━━━ EXTRACTED MATERIAL ━━━
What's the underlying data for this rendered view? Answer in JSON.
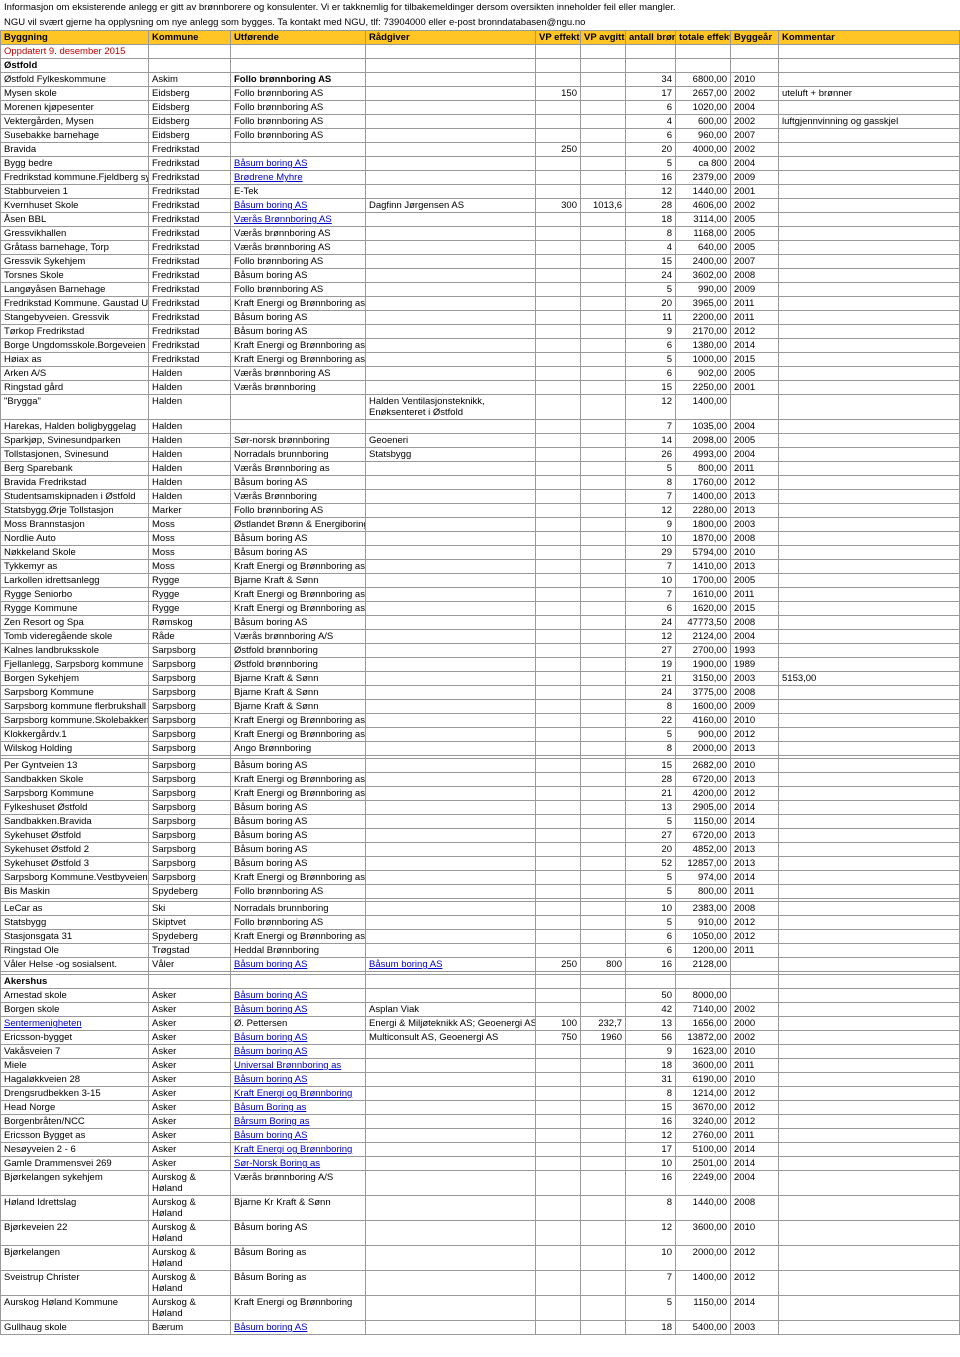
{
  "info_lines": [
    "Informasjon om eksisterende anlegg er gitt av brønnborere og konsulenter. Vi er takknemlig for tilbakemeldinger dersom oversikten inneholder feil eller mangler.",
    "NGU vil svært gjerne ha opplysning om nye anlegg som bygges. Ta kontakt med NGU, tlf: 73904000 eller e-post bronndatabasen@ngu.no"
  ],
  "updated": "Oppdatert 9. desember 2015",
  "headers": {
    "byggning": "Byggning",
    "kommune": "Kommune",
    "utforende": "Utførende",
    "radgiver": "Rådgiver",
    "vp_effekt": "VP effekt kW",
    "vp_avgitt": "VP avgitt mWh",
    "antall": "antall brønner",
    "totale": "totale effektive meter",
    "byggear": "Byggeår",
    "kommentar": "Kommentar"
  },
  "sections": [
    {
      "name": "Østfold",
      "rows": [
        {
          "b": "Østfold Fylkeskommune",
          "k": "Askim",
          "u": "Follo brønnboring AS",
          "ubold": true,
          "a": "34",
          "t": "6800,00",
          "y": "2010"
        },
        {
          "b": "Mysen skole",
          "k": "Eidsberg",
          "u": "Follo brønnboring AS",
          "v1": "150",
          "a": "17",
          "t": "2657,00",
          "y": "2002",
          "c": "uteluft + brønner"
        },
        {
          "b": "Morenen kjøpesenter",
          "k": "Eidsberg",
          "u": "Follo brønnboring AS",
          "a": "6",
          "t": "1020,00",
          "y": "2004"
        },
        {
          "b": "Vektergården, Mysen",
          "k": "Eidsberg",
          "u": "Follo brønnboring AS",
          "a": "4",
          "t": "600,00",
          "y": "2002",
          "c": "luftgjennvinning og gasskjel"
        },
        {
          "b": "Susebakke barnehage",
          "k": "Eidsberg",
          "u": "Follo brønnboring AS",
          "a": "6",
          "t": "960,00",
          "y": "2007"
        },
        {
          "b": "Bravida",
          "k": "Fredrikstad",
          "v1": "250",
          "a": "20",
          "t": "4000,00",
          "y": "2002"
        },
        {
          "b": "Bygg bedre",
          "k": "Fredrikstad",
          "u": "Båsum boring AS",
          "ulink": true,
          "a": "5",
          "t": "ca 800",
          "y": "2004"
        },
        {
          "b": "Fredrikstad kommune.Fjeldberg sykeh",
          "k": "Fredrikstad",
          "u": "Brødrene Myhre",
          "ulink": true,
          "a": "16",
          "t": "2379,00",
          "y": "2009"
        },
        {
          "b": "Stabburveien 1",
          "k": "Fredrikstad",
          "u": "E-Tek",
          "a": "12",
          "t": "1440,00",
          "y": "2001"
        },
        {
          "b": "Kvernhuset Skole",
          "k": "Fredrikstad",
          "u": "Båsum boring AS",
          "ulink": true,
          "r": "Dagfinn Jørgensen AS",
          "v1": "300",
          "v2": "1013,6",
          "a": "28",
          "t": "4606,00",
          "y": "2002"
        },
        {
          "b": "Åsen BBL",
          "k": "Fredrikstad",
          "u": "Værås Brønnboring AS",
          "ulink": true,
          "a": "18",
          "t": "3114,00",
          "y": "2005"
        },
        {
          "b": "Gressvikhallen",
          "k": "Fredrikstad",
          "u": "Værås brønnboring AS",
          "a": "8",
          "t": "1168,00",
          "y": "2005"
        },
        {
          "b": "Gråtass barnehage, Torp",
          "k": "Fredrikstad",
          "u": "Værås brønnboring AS",
          "a": "4",
          "t": "640,00",
          "y": "2005"
        },
        {
          "b": "Gressvik Sykehjem",
          "k": "Fredrikstad",
          "u": "Follo brønnboring AS",
          "a": "15",
          "t": "2400,00",
          "y": "2007"
        },
        {
          "b": "Torsnes Skole",
          "k": "Fredrikstad",
          "u": "Båsum boring AS",
          "a": "24",
          "t": "3602,00",
          "y": "2008"
        },
        {
          "b": "Langøyåsen Barnehage",
          "k": "Fredrikstad",
          "u": "Follo brønnboring AS",
          "a": "5",
          "t": "990,00",
          "y": "2009"
        },
        {
          "b": "Fredrikstad Kommune. Gaustad Ungd",
          "k": "Fredrikstad",
          "u": "Kraft Energi og Brønnboring as",
          "a": "20",
          "t": "3965,00",
          "y": "2011"
        },
        {
          "b": "Stangebyveien. Gressvik",
          "k": "Fredrikstad",
          "u": "Båsum boring AS",
          "a": "11",
          "t": "2200,00",
          "y": "2011"
        },
        {
          "b": "Tørkop Fredrikstad",
          "k": "Fredrikstad",
          "u": "Båsum boring AS",
          "a": "9",
          "t": "2170,00",
          "y": "2012"
        },
        {
          "b": "Borge Ungdomsskole.Borgeveien 74",
          "k": "Fredrikstad",
          "u": "Kraft Energi og Brønnboring as",
          "a": "6",
          "t": "1380,00",
          "y": "2014"
        },
        {
          "b": "Høiax as",
          "k": "Fredrikstad",
          "u": "Kraft Energi og Brønnboring as",
          "a": "5",
          "t": "1000,00",
          "y": "2015"
        },
        {
          "b": "Arken A/S",
          "k": "Halden",
          "u": "Værås brønnboring AS",
          "a": "6",
          "t": "902,00",
          "y": "2005"
        },
        {
          "b": "Ringstad gård",
          "k": "Halden",
          "u": "Værås brønnboring",
          "a": "15",
          "t": "2250,00",
          "y": "2001"
        },
        {
          "b": "\"Brygga\"",
          "k": "Halden",
          "r": "Halden Ventilasjonsteknikk, Enøksenteret i Østfold",
          "rwrap": true,
          "a": "12",
          "t": "1400,00"
        },
        {
          "b": "Harekas, Halden boligbyggelag",
          "k": "Halden",
          "a": "7",
          "t": "1035,00",
          "y": "2004"
        },
        {
          "b": "Sparkjøp, Svinesundparken",
          "k": "Halden",
          "u": "Sør-norsk brønnboring",
          "r": "Geoeneri",
          "a": "14",
          "t": "2098,00",
          "y": "2005"
        },
        {
          "b": "Tollstasjonen, Svinesund",
          "k": "Halden",
          "u": "Norradals brunnboring",
          "r": "Statsbygg",
          "a": "26",
          "t": "4993,00",
          "y": "2004"
        },
        {
          "b": "Berg Sparebank",
          "k": "Halden",
          "u": "Værås Brønnboring as",
          "a": "5",
          "t": "800,00",
          "y": "2011"
        },
        {
          "b": "Bravida Fredrikstad",
          "k": "Halden",
          "u": "Båsum boring AS",
          "a": "8",
          "t": "1760,00",
          "y": "2012"
        },
        {
          "b": "Studentsamskipnaden i Østfold",
          "k": "Halden",
          "u": "Værås Brønnboring",
          "a": "7",
          "t": "1400,00",
          "y": "2013"
        },
        {
          "b": "Statsbygg.Ørje Tollstasjon",
          "k": "Marker",
          "u": "Follo brønnboring AS",
          "a": "12",
          "t": "2280,00",
          "y": "2013"
        },
        {
          "b": "Moss Brannstasjon",
          "k": "Moss",
          "u": "Østlandet Brønn & Energiboring",
          "a": "9",
          "t": "1800,00",
          "y": "2003"
        },
        {
          "b": "Nordlie Auto",
          "k": "Moss",
          "u": "Båsum boring AS",
          "a": "10",
          "t": "1870,00",
          "y": "2008"
        },
        {
          "b": "Nøkkeland Skole",
          "k": "Moss",
          "u": "Båsum boring AS",
          "a": "29",
          "t": "5794,00",
          "y": "2010"
        },
        {
          "b": "Tykkemyr as",
          "k": "Moss",
          "u": "Kraft Energi og Brønnboring as",
          "a": "7",
          "t": "1410,00",
          "y": "2013"
        },
        {
          "b": "Larkollen idrettsanlegg",
          "k": "Rygge",
          "u": "Bjarne Kraft & Sønn",
          "a": "10",
          "t": "1700,00",
          "y": "2005"
        },
        {
          "b": "Rygge Seniorbo",
          "k": "Rygge",
          "u": "Kraft Energi og Brønnboring as",
          "a": "7",
          "t": "1610,00",
          "y": "2011"
        },
        {
          "b": "Rygge Kommune",
          "k": "Rygge",
          "u": "Kraft Energi og Brønnboring as",
          "a": "6",
          "t": "1620,00",
          "y": "2015"
        },
        {
          "b": "Zen Resort og Spa",
          "k": "Rømskog",
          "u": "Båsum boring AS",
          "a": "24",
          "t": "47773,50",
          "y": "2008"
        },
        {
          "b": " Tomb videregående skole",
          "k": "Råde",
          "u": "Værås brønnboring A/S",
          "a": "12",
          "t": "2124,00",
          "y": "2004"
        },
        {
          "b": "Kalnes landbruksskole",
          "k": "Sarpsborg",
          "u": "Østfold brønnboring",
          "a": "27",
          "t": "2700,00",
          "y": "1993"
        },
        {
          "b": "Fjellanlegg, Sarpsborg kommune",
          "k": "Sarpsborg",
          "u": "Østfold brønnboring",
          "a": "19",
          "t": "1900,00",
          "y": "1989"
        },
        {
          "b": "Borgen Sykehjem",
          "k": "Sarpsborg",
          "u": "Bjarne Kraft & Sønn",
          "a": "21",
          "t": "3150,00",
          "y": "2003",
          "c": "5153,00"
        },
        {
          "b": "Sarpsborg Kommune",
          "k": "Sarpsborg",
          "u": "Bjarne Kraft & Sønn",
          "a": "24",
          "t": "3775,00",
          "y": "2008"
        },
        {
          "b": "Sarpsborg kommune flerbrukshall",
          "k": "Sarpsborg",
          "u": "Bjarne Kraft & Sønn",
          "a": "8",
          "t": "1600,00",
          "y": "2009"
        },
        {
          "b": "Sarpsborg kommune.Skolebakken 5",
          "k": "Sarpsborg",
          "u": "Kraft Energi og Brønnboring as",
          "a": "22",
          "t": "4160,00",
          "y": "2010"
        },
        {
          "b": "Klokkergårdv.1",
          "k": "Sarpsborg",
          "u": "Kraft Energi og Brønnboring as",
          "a": "5",
          "t": "900,00",
          "y": "2012"
        },
        {
          "b": "Wilskog Holding",
          "k": "Sarpsborg",
          "u": "Ango Brønnboring",
          "a": "8",
          "t": "2000,00",
          "y": "2013"
        },
        {
          "blank": true
        },
        {
          "b": "Per Gyntveien 13",
          "k": "Sarpsborg",
          "u": "Båsum boring AS",
          "a": "15",
          "t": "2682,00",
          "y": "2010"
        },
        {
          "b": "Sandbakken Skole",
          "k": "Sarpsborg",
          "u": "Kraft Energi og Brønnboring as",
          "a": "28",
          "t": "6720,00",
          "y": "2013"
        },
        {
          "b": "Sarpsborg Kommune",
          "k": "Sarpsborg",
          "u": "Kraft Energi og Brønnboring as",
          "a": "21",
          "t": "4200,00",
          "y": "2012"
        },
        {
          "b": "Fylkeshuset Østfold",
          "k": "Sarpsborg",
          "u": "Båsum boring AS",
          "a": "13",
          "t": "2905,00",
          "y": "2014"
        },
        {
          "b": "Sandbakken.Bravida",
          "k": "Sarpsborg",
          "u": "Båsum boring AS",
          "a": "5",
          "t": "1150,00",
          "y": "2014"
        },
        {
          "b": "Sykehuset Østfold",
          "k": "Sarpsborg",
          "u": "Båsum boring AS",
          "a": "27",
          "t": "6720,00",
          "y": "2013"
        },
        {
          "b": "Sykehuset Østfold 2",
          "k": "Sarpsborg",
          "u": "Båsum boring AS",
          "a": "20",
          "t": "4852,00",
          "y": "2013"
        },
        {
          "b": "Sykehuset Østfold 3",
          "k": "Sarpsborg",
          "u": "Båsum boring AS",
          "a": "52",
          "t": "12857,00",
          "y": "2013"
        },
        {
          "b": "Sarpsborg Kommune.Vestbyveien 3",
          "k": "Sarpsborg",
          "u": "Kraft Energi og Brønnboring as",
          "a": "5",
          "t": "974,00",
          "y": "2014"
        },
        {
          "b": "Bis Maskin",
          "k": "Spydeberg",
          "u": "Follo brønnboring AS",
          "a": "5",
          "t": "800,00",
          "y": "2011"
        },
        {
          "blank": true
        },
        {
          "b": "LeCar as",
          "k": "Ski",
          "u": "Norradals brunnboring",
          "a": "10",
          "t": "2383,00",
          "y": "2008"
        },
        {
          "b": "Statsbygg",
          "k": "Skiptvet",
          "u": "Follo brønnboring AS",
          "a": "5",
          "t": "910,00",
          "y": "2012"
        },
        {
          "b": "Stasjonsgata 31",
          "k": "Spydeberg",
          "u": "Kraft Energi og Brønnboring as",
          "a": "6",
          "t": "1050,00",
          "y": "2012"
        },
        {
          "b": "Ringstad Ole",
          "k": "Trøgstad",
          "u": "Heddal Brønnboring",
          "a": "6",
          "t": "1200,00",
          "y": "2011"
        },
        {
          "b": "Våler Helse -og sosialsent.",
          "k": "Våler",
          "u": "Båsum boring AS",
          "ulink": true,
          "r": "Båsum boring AS",
          "rlink": true,
          "v1": "250",
          "v2": "800",
          "a": "16",
          "t": "2128,00"
        },
        {
          "blank": true
        }
      ]
    },
    {
      "name": "Akershus",
      "rows": [
        {
          "b": "Arnestad skole",
          "k": "Asker",
          "u": "Båsum boring AS",
          "ulink": true,
          "a": "50",
          "t": "8000,00"
        },
        {
          "b": "Borgen skole",
          "k": "Asker",
          "u": "Båsum boring AS",
          "ulink": true,
          "r": "Asplan Viak",
          "a": "42",
          "t": "7140,00",
          "y": "2002"
        },
        {
          "b": "Sentermenigheten",
          "blink": true,
          "k": "Asker",
          "u": "Ø. Pettersen",
          "r": "Energi & Miljøteknikk AS; Geoenergi AS",
          "v1": "100",
          "v2": "232,7",
          "a": "13",
          "t": "1656,00",
          "y": "2000"
        },
        {
          "b": "Ericsson-bygget",
          "k": "Asker",
          "u": "Båsum boring AS",
          "ulink": true,
          "r": "Multiconsult AS, Geoenergi AS",
          "v1": "750",
          "v2": "1960",
          "a": "56",
          "t": "13872,00",
          "y": "2002"
        },
        {
          "b": "Vakåsveien 7",
          "k": "Asker",
          "u": "Båsum boring AS",
          "ulink": true,
          "a": "9",
          "t": "1623,00",
          "y": "2010"
        },
        {
          "b": "Miele",
          "k": "Asker",
          "u": "Universal Brønnboring as",
          "ulink": true,
          "a": "18",
          "t": "3600,00",
          "y": "2011"
        },
        {
          "b": "Hagaløkkveien 28",
          "k": "Asker",
          "u": "Båsum boring AS",
          "ulink": true,
          "a": "31",
          "t": "6190,00",
          "y": "2010"
        },
        {
          "b": "Drengsrudbekken 3-15",
          "k": "Asker",
          "u": "Kraft Energi og Brønnboring",
          "ulink": true,
          "a": "8",
          "t": "1214,00",
          "y": "2012"
        },
        {
          "b": "Head Norge",
          "k": "Asker",
          "u": "Båsum Boring as",
          "ulink": true,
          "a": "15",
          "t": "3670,00",
          "y": "2012"
        },
        {
          "b": "Borgenbråten/NCC",
          "k": "Asker",
          "u": "Bårsum Boring as",
          "ulink": true,
          "a": "16",
          "t": "3240,00",
          "y": "2012"
        },
        {
          "b": "Ericsson Bygget as",
          "k": "Asker",
          "u": "Båsum boring AS",
          "ulink": true,
          "a": "12",
          "t": "2760,00",
          "y": "2011"
        },
        {
          "b": "Nesøyveien 2 - 6",
          "k": "Asker",
          "u": "Kraft Energi og Brønnboring",
          "ulink": true,
          "a": "17",
          "t": "5100,00",
          "y": "2014"
        },
        {
          "b": "Gamle Drammensvei 269",
          "k": "Asker",
          "u": "Sør-Norsk Boring as",
          "ulink": true,
          "a": "10",
          "t": "2501,00",
          "y": "2014"
        },
        {
          "b": "Bjørkelangen sykehjem",
          "k": "Aurskog & Høland",
          "kwrap": true,
          "u": "Værås brønnboring A/S",
          "a": "16",
          "t": "2249,00",
          "y": "2004"
        },
        {
          "b": "Høland Idrettslag",
          "k": "Aurskog & Høland",
          "kwrap": true,
          "u": "Bjarne Kr Kraft & Sønn",
          "a": "8",
          "t": "1440,00",
          "y": "2008"
        },
        {
          "b": "Bjørkeveien 22",
          "k": "Aurskog & Høland",
          "kwrap": true,
          "u": "Båsum boring AS",
          "a": "12",
          "t": "3600,00",
          "y": "2010"
        },
        {
          "b": "Bjørkelangen",
          "k": "Aurskog & Høland",
          "kwrap": true,
          "u": "Båsum Boring as",
          "a": "10",
          "t": "2000,00",
          "y": "2012"
        },
        {
          "b": "Sveistrup Christer",
          "k": "Aurskog & Høland",
          "kwrap": true,
          "u": "Båsum Boring as",
          "a": "7",
          "t": "1400,00",
          "y": "2012"
        },
        {
          "b": "Aurskog Høland Kommune",
          "k": "Aurskog & Høland",
          "kwrap": true,
          "u": "Kraft Energi og Brønnboring",
          "a": "5",
          "t": "1150,00",
          "y": "2014"
        },
        {
          "b": "Gullhaug skole",
          "k": "Bærum",
          "u": "Båsum boring AS",
          "ulink": true,
          "a": "18",
          "t": "5400,00",
          "y": "2003"
        }
      ]
    }
  ]
}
━━━
* **TASK PROMPT**: Check each line above for the word "brønner" and give the number of lines that have it, nothing else.

* **WRITTEN RESPONSE**: 2